--- start of Given entries ---

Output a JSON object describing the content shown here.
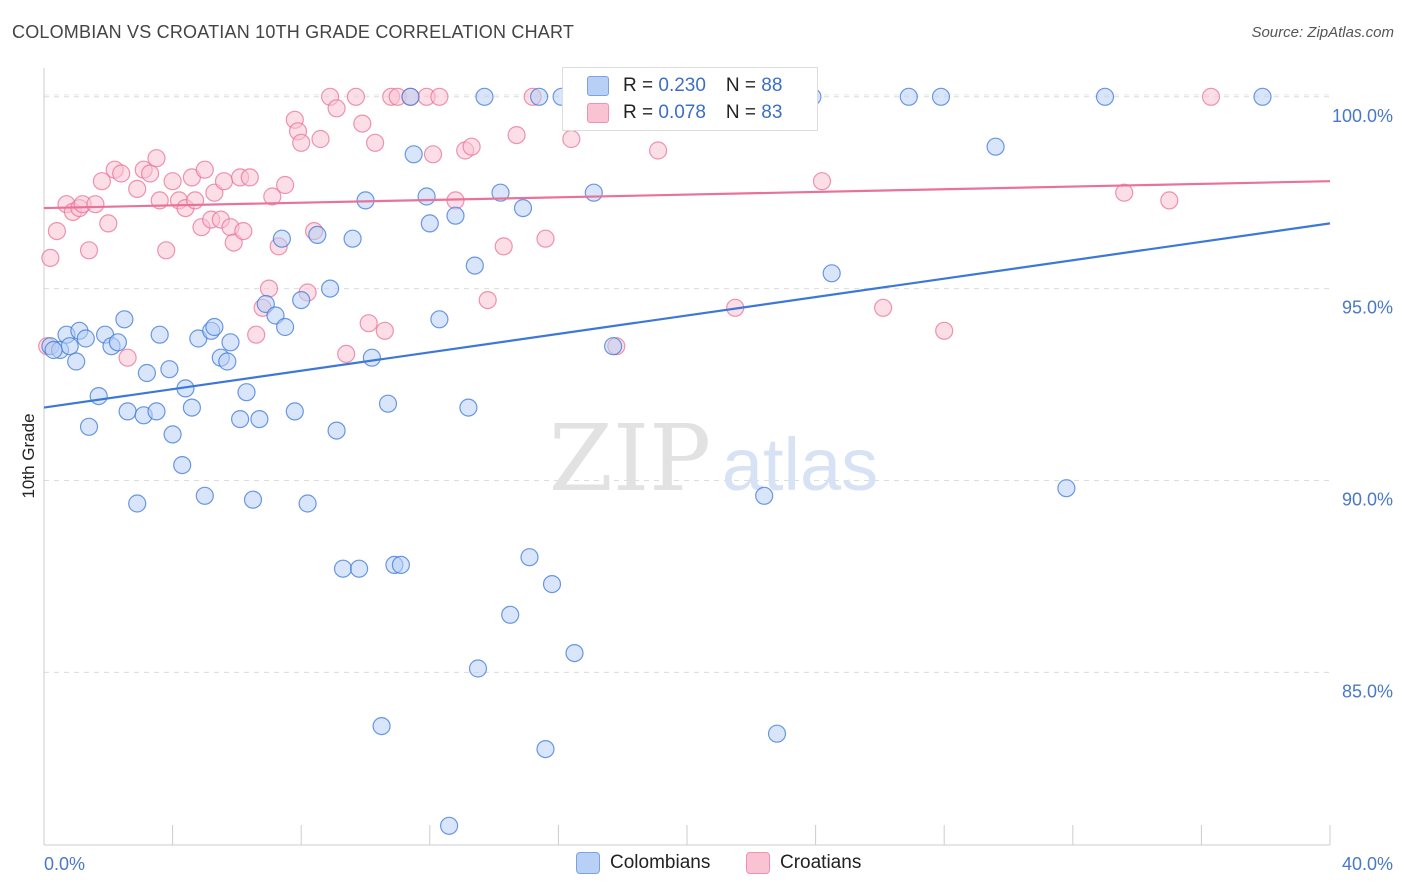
{
  "title": "COLOMBIAN VS CROATIAN 10TH GRADE CORRELATION CHART",
  "source": "Source: ZipAtlas.com",
  "watermark": {
    "zip": "ZIP",
    "atlas": "atlas"
  },
  "legend": {
    "rows": [
      {
        "r_label": "R = ",
        "r_value": "0.230",
        "n_label": "N = ",
        "n_value": "88",
        "fill": "#b8d0f5",
        "stroke": "#7aa3e0"
      },
      {
        "r_label": "R = ",
        "r_value": "0.078",
        "n_label": "N = ",
        "n_value": "83",
        "fill": "#f9c3d4",
        "stroke": "#ee92b0"
      }
    ]
  },
  "bottom_legend": [
    {
      "label": "Colombians",
      "fill": "#b8d0f5",
      "stroke": "#7aa3e0"
    },
    {
      "label": "Croatians",
      "fill": "#f9c3d4",
      "stroke": "#ee92b0"
    }
  ],
  "chart_data": {
    "type": "scatter",
    "title": "COLOMBIAN VS CROATIAN 10TH GRADE CORRELATION CHART",
    "xlabel": "",
    "ylabel": "10th Grade",
    "xlim": [
      0,
      40
    ],
    "ylim": [
      80.5,
      100.75
    ],
    "x_tick_labels": [
      "0.0%",
      "40.0%"
    ],
    "y_ticks": [
      85,
      90,
      95,
      100
    ],
    "y_tick_labels": [
      "85.0%",
      "90.0%",
      "95.0%",
      "100.0%"
    ],
    "grid": "horizontal-dashed",
    "series": [
      {
        "name": "Colombians",
        "color": "#3c78d8",
        "fill": "#b8d0f5",
        "trend": [
          [
            0,
            91.9
          ],
          [
            40,
            96.7
          ]
        ],
        "points": [
          [
            0.2,
            93.5
          ],
          [
            0.5,
            93.4
          ],
          [
            0.7,
            93.8
          ],
          [
            0.8,
            93.5
          ],
          [
            1.1,
            93.9
          ],
          [
            1.0,
            93.1
          ],
          [
            1.4,
            91.4
          ],
          [
            1.7,
            92.2
          ],
          [
            1.9,
            93.8
          ],
          [
            2.1,
            93.5
          ],
          [
            2.3,
            93.6
          ],
          [
            2.5,
            94.2
          ],
          [
            2.6,
            91.8
          ],
          [
            2.9,
            89.4
          ],
          [
            3.1,
            91.7
          ],
          [
            3.2,
            92.8
          ],
          [
            3.5,
            91.8
          ],
          [
            3.6,
            93.8
          ],
          [
            3.9,
            92.9
          ],
          [
            4.0,
            91.2
          ],
          [
            4.3,
            90.4
          ],
          [
            4.4,
            92.4
          ],
          [
            4.6,
            91.9
          ],
          [
            4.8,
            93.7
          ],
          [
            5.0,
            89.6
          ],
          [
            5.2,
            93.9
          ],
          [
            5.3,
            94.0
          ],
          [
            5.5,
            93.2
          ],
          [
            5.7,
            93.1
          ],
          [
            5.8,
            93.6
          ],
          [
            6.1,
            91.6
          ],
          [
            6.3,
            92.3
          ],
          [
            6.5,
            89.5
          ],
          [
            6.7,
            91.6
          ],
          [
            6.9,
            94.6
          ],
          [
            7.2,
            94.3
          ],
          [
            7.4,
            96.3
          ],
          [
            7.5,
            94.0
          ],
          [
            7.8,
            91.8
          ],
          [
            8.0,
            94.7
          ],
          [
            8.2,
            89.4
          ],
          [
            8.5,
            96.4
          ],
          [
            8.9,
            95.0
          ],
          [
            9.1,
            91.3
          ],
          [
            9.3,
            87.7
          ],
          [
            9.6,
            96.3
          ],
          [
            9.8,
            87.7
          ],
          [
            10.0,
            97.3
          ],
          [
            10.2,
            93.2
          ],
          [
            10.5,
            83.6
          ],
          [
            10.7,
            92.0
          ],
          [
            10.9,
            87.8
          ],
          [
            11.1,
            87.8
          ],
          [
            11.4,
            100.0
          ],
          [
            11.5,
            98.5
          ],
          [
            11.9,
            97.4
          ],
          [
            12.0,
            96.7
          ],
          [
            12.3,
            94.2
          ],
          [
            12.6,
            81.0
          ],
          [
            12.8,
            96.9
          ],
          [
            13.2,
            91.9
          ],
          [
            13.4,
            95.6
          ],
          [
            13.5,
            85.1
          ],
          [
            13.7,
            100.0
          ],
          [
            14.2,
            97.5
          ],
          [
            14.5,
            86.5
          ],
          [
            14.9,
            97.1
          ],
          [
            15.1,
            88.0
          ],
          [
            15.4,
            100.0
          ],
          [
            15.6,
            83.0
          ],
          [
            15.8,
            87.3
          ],
          [
            16.1,
            100.0
          ],
          [
            16.5,
            85.5
          ],
          [
            17.1,
            97.5
          ],
          [
            17.7,
            93.5
          ],
          [
            22.1,
            100.0
          ],
          [
            22.4,
            89.6
          ],
          [
            22.8,
            83.4
          ],
          [
            23.9,
            100.0
          ],
          [
            24.5,
            95.4
          ],
          [
            26.9,
            100.0
          ],
          [
            27.9,
            100.0
          ],
          [
            29.6,
            98.7
          ],
          [
            31.8,
            89.8
          ],
          [
            33.0,
            100.0
          ],
          [
            37.9,
            100.0
          ],
          [
            0.3,
            93.4
          ],
          [
            1.3,
            93.7
          ]
        ]
      },
      {
        "name": "Croatians",
        "color": "#e8729a",
        "fill": "#f9c3d4",
        "trend": [
          [
            0,
            97.1
          ],
          [
            40,
            97.8
          ]
        ],
        "points": [
          [
            0.2,
            95.8
          ],
          [
            0.4,
            96.5
          ],
          [
            0.7,
            97.2
          ],
          [
            0.9,
            97.0
          ],
          [
            1.1,
            97.1
          ],
          [
            1.2,
            97.2
          ],
          [
            1.4,
            96.0
          ],
          [
            1.6,
            97.2
          ],
          [
            1.8,
            97.8
          ],
          [
            2.0,
            96.7
          ],
          [
            2.2,
            98.1
          ],
          [
            2.4,
            98.0
          ],
          [
            2.6,
            93.2
          ],
          [
            2.9,
            97.6
          ],
          [
            3.1,
            98.1
          ],
          [
            3.3,
            98.0
          ],
          [
            3.5,
            98.4
          ],
          [
            3.6,
            97.3
          ],
          [
            3.8,
            96.0
          ],
          [
            4.0,
            97.8
          ],
          [
            4.2,
            97.3
          ],
          [
            4.4,
            97.1
          ],
          [
            4.6,
            97.9
          ],
          [
            4.7,
            97.3
          ],
          [
            4.9,
            96.6
          ],
          [
            5.0,
            98.1
          ],
          [
            5.2,
            96.8
          ],
          [
            5.3,
            97.5
          ],
          [
            5.5,
            96.8
          ],
          [
            5.6,
            97.8
          ],
          [
            5.8,
            96.6
          ],
          [
            5.9,
            96.2
          ],
          [
            6.1,
            97.9
          ],
          [
            6.2,
            96.5
          ],
          [
            6.4,
            97.9
          ],
          [
            6.6,
            93.8
          ],
          [
            6.8,
            94.5
          ],
          [
            7.0,
            95.0
          ],
          [
            7.1,
            97.4
          ],
          [
            7.3,
            96.1
          ],
          [
            7.5,
            97.7
          ],
          [
            7.8,
            99.4
          ],
          [
            7.9,
            99.1
          ],
          [
            8.0,
            98.8
          ],
          [
            8.2,
            94.9
          ],
          [
            8.4,
            96.5
          ],
          [
            8.6,
            98.9
          ],
          [
            8.9,
            100.0
          ],
          [
            9.1,
            99.7
          ],
          [
            9.4,
            93.3
          ],
          [
            9.7,
            100.0
          ],
          [
            9.9,
            99.3
          ],
          [
            10.1,
            94.1
          ],
          [
            10.3,
            98.8
          ],
          [
            10.6,
            93.9
          ],
          [
            10.8,
            100.0
          ],
          [
            11.0,
            100.0
          ],
          [
            11.4,
            100.0
          ],
          [
            11.9,
            100.0
          ],
          [
            12.1,
            98.5
          ],
          [
            12.3,
            100.0
          ],
          [
            12.8,
            97.3
          ],
          [
            13.1,
            98.6
          ],
          [
            13.3,
            98.7
          ],
          [
            13.8,
            94.7
          ],
          [
            14.3,
            96.1
          ],
          [
            14.7,
            99.0
          ],
          [
            15.2,
            100.0
          ],
          [
            15.6,
            96.3
          ],
          [
            16.4,
            98.9
          ],
          [
            17.8,
            93.5
          ],
          [
            19.0,
            100.0
          ],
          [
            19.9,
            100.0
          ],
          [
            20.5,
            99.9
          ],
          [
            21.5,
            94.5
          ],
          [
            24.2,
            97.8
          ],
          [
            26.1,
            94.5
          ],
          [
            28.0,
            93.9
          ],
          [
            33.6,
            97.5
          ],
          [
            35.0,
            97.3
          ],
          [
            36.3,
            100.0
          ],
          [
            0.1,
            93.5
          ],
          [
            19.1,
            98.6
          ]
        ]
      }
    ]
  }
}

--- end of Given entries ---

Look through the material and say how many lines hold "CORRELATION". Give the number only.

2